* **GIVEN REQUEST**
Repeat, exactly and in full, the lines of the listing below, but without any pictures.

___ SUPPLIED RECORDS

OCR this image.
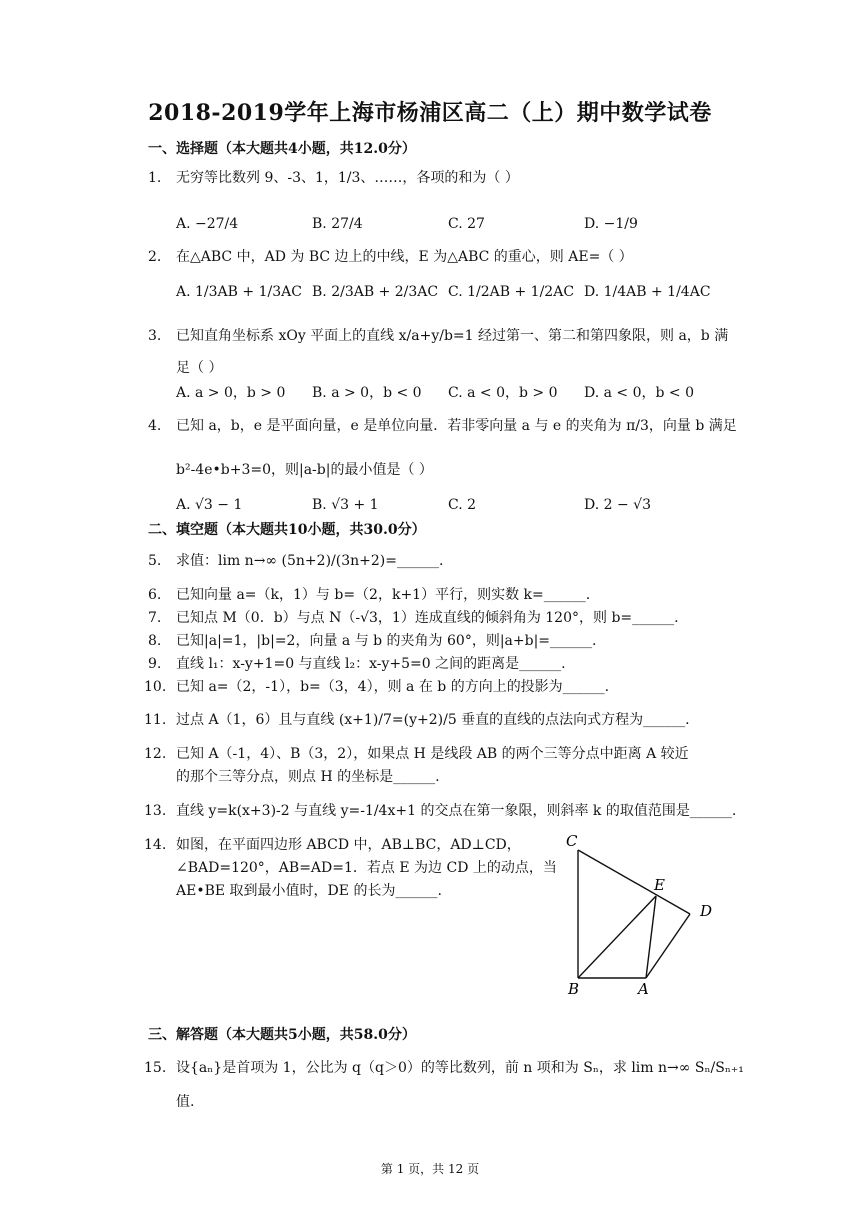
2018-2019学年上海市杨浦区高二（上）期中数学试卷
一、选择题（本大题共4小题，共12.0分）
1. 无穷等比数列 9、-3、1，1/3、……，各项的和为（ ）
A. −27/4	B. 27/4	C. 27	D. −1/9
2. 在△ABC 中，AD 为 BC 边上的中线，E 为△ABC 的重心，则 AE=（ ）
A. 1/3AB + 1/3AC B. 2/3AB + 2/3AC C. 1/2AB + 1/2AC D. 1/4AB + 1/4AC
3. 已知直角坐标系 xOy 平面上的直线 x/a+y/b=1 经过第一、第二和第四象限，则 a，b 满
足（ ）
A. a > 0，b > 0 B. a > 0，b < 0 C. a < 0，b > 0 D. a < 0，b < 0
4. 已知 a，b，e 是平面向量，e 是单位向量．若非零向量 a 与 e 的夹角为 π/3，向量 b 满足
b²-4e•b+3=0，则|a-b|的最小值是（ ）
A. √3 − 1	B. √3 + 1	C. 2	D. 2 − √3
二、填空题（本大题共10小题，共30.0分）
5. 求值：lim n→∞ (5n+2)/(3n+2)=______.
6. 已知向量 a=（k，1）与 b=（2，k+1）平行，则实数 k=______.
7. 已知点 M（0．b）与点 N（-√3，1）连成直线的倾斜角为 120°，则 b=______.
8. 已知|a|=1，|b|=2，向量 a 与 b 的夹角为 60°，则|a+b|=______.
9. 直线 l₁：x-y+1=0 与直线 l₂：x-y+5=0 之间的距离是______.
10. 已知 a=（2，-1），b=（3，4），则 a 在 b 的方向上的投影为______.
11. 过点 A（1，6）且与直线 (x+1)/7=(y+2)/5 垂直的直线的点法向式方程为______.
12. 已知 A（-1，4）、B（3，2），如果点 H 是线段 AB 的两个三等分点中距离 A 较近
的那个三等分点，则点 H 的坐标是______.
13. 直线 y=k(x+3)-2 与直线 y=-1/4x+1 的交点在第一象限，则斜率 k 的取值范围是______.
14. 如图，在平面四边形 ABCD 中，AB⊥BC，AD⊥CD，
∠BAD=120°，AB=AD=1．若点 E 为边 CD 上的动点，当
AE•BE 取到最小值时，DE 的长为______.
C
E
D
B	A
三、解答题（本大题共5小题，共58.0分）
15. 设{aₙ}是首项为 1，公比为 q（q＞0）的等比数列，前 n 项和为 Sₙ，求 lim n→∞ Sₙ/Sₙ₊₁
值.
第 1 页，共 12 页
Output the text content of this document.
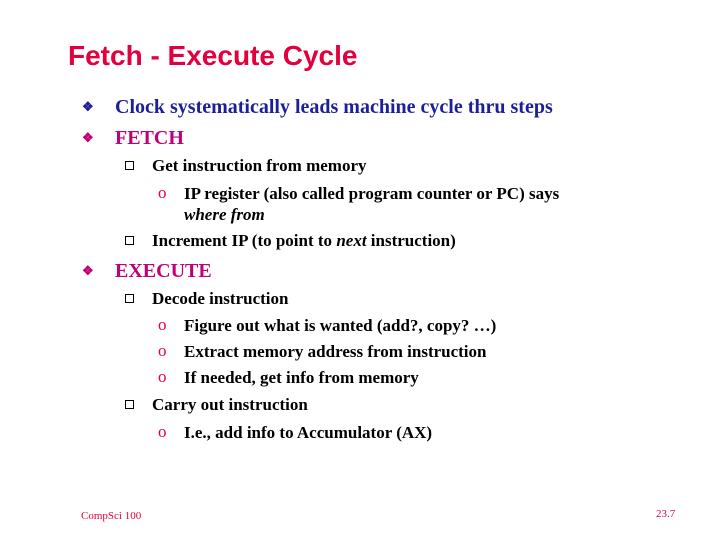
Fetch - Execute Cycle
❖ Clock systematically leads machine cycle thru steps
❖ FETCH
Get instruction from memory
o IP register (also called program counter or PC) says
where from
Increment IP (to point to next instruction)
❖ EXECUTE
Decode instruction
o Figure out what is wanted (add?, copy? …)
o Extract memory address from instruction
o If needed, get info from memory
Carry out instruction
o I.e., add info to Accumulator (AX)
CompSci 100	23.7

______

* **ANSWER TO THE TASK**
OCR this image.
2018-2019学年上海市杨浦区高二（上）期中数学试卷
一、选择题（本大题共4小题，共12.0分）
1. 无穷等比数列 9、-3、1，1/3、……，各项的和为（ ）
A. −27/4	B. 27/4	C. 27	D. −1/9
2. 在△ABC 中，AD 为 BC 边上的中线，E 为△ABC 的重心，则 AE=（ ）
A. 1/3AB + 1/3AC B. 2/3AB + 2/3AC C. 1/2AB + 1/2AC D. 1/4AB + 1/4AC
3. 已知直角坐标系 xOy 平面上的直线 x/a+y/b=1 经过第一、第二和第四象限，则 a，b 满
足（ ）
A. a > 0，b > 0 B. a > 0，b < 0 C. a < 0，b > 0 D. a < 0，b < 0
4. 已知 a，b，e 是平面向量，e 是单位向量．若非零向量 a 与 e 的夹角为 π/3，向量 b 满足
b²-4e•b+3=0，则|a-b|的最小值是（ ）
A. √3 − 1	B. √3 + 1	C. 2	D. 2 − √3
二、填空题（本大题共10小题，共30.0分）
5. 求值：lim n→∞ (5n+2)/(3n+2)=______.
6. 已知向量 a=（k，1）与 b=（2，k+1）平行，则实数 k=______.
7. 已知点 M（0．b）与点 N（-√3，1）连成直线的倾斜角为 120°，则 b=______.
8. 已知|a|=1，|b|=2，向量 a 与 b 的夹角为 60°，则|a+b|=______.
9. 直线 l₁：x-y+1=0 与直线 l₂：x-y+5=0 之间的距离是______.
10. 已知 a=（2，-1），b=（3，4），则 a 在 b 的方向上的投影为______.
11. 过点 A（1，6）且与直线 (x+1)/7=(y+2)/5 垂直的直线的点法向式方程为______.
12. 已知 A（-1，4）、B（3，2），如果点 H 是线段 AB 的两个三等分点中距离 A 较近
的那个三等分点，则点 H 的坐标是______.
13. 直线 y=k(x+3)-2 与直线 y=-1/4x+1 的交点在第一象限，则斜率 k 的取值范围是______.
14. 如图，在平面四边形 ABCD 中，AB⊥BC，AD⊥CD，
∠BAD=120°，AB=AD=1．若点 E 为边 CD 上的动点，当
AE•BE 取到最小值时，DE 的长为______.
C
E
D
B	A
三、解答题（本大题共5小题，共58.0分）
15. 设{aₙ}是首项为 1，公比为 q（q＞0）的等比数列，前 n 项和为 Sₙ，求 lim n→∞ Sₙ/Sₙ₊₁
值.
第 1 页，共 12 页
Output the text content of this document.
Fetch - Execute Cycle
❖ Clock systematically leads machine cycle thru steps
❖ FETCH
Get instruction from memory
o IP register (also called program counter or PC) says
where from
Increment IP (to point to next instruction)
❖ EXECUTE
Decode instruction
o Figure out what is wanted (add?, copy? …)
o Extract memory address from instruction
o If needed, get info from memory
Carry out instruction
o I.e., add info to Accumulator (AX)
CompSci 100	23.7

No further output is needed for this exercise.